**Input:**
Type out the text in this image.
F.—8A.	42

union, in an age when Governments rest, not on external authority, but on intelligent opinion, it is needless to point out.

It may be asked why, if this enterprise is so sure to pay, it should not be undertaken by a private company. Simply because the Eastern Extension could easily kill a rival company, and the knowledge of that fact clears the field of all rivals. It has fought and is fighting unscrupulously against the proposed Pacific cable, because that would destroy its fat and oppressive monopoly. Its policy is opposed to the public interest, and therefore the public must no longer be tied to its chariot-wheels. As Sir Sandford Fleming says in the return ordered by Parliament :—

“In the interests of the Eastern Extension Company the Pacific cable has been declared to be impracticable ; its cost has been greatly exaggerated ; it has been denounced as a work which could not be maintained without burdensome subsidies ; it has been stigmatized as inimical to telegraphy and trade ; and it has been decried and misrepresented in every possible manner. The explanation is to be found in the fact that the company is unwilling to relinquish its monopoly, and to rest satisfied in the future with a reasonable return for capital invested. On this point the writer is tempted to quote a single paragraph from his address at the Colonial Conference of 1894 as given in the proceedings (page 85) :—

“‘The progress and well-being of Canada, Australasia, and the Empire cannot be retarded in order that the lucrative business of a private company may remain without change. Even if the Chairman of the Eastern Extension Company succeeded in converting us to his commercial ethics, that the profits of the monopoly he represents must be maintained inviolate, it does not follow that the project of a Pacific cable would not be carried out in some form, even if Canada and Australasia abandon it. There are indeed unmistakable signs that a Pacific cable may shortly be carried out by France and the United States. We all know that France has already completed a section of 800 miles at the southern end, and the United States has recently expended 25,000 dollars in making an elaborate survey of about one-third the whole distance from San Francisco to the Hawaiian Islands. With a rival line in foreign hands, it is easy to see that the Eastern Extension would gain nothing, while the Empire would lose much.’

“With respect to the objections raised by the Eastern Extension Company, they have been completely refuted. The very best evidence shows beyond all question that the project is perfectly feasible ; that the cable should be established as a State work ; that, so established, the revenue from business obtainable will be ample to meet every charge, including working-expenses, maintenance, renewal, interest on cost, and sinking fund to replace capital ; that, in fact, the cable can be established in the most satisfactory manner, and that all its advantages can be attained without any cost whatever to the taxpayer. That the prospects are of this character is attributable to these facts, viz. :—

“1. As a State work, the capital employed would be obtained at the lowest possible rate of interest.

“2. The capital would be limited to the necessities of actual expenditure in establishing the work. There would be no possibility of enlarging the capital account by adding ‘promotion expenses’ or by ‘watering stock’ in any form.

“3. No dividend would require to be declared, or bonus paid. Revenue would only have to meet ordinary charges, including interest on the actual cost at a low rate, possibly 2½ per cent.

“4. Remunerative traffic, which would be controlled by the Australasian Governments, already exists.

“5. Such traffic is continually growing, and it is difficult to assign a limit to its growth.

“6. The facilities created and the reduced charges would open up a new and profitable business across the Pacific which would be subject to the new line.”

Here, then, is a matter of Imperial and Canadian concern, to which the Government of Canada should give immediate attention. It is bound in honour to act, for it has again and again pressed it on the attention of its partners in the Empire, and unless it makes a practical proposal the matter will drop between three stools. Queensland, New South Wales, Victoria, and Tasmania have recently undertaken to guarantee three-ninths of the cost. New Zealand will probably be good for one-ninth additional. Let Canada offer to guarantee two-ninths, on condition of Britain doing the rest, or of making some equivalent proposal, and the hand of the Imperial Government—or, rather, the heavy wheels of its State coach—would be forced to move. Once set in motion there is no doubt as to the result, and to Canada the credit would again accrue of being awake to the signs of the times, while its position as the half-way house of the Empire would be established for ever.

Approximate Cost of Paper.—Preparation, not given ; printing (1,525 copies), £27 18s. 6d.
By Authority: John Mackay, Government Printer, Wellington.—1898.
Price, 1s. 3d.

**Instructions for the task:**
Indicate how many lines of the material contain the string "Governments", giving the number and nothing more.

**Full solution:**
2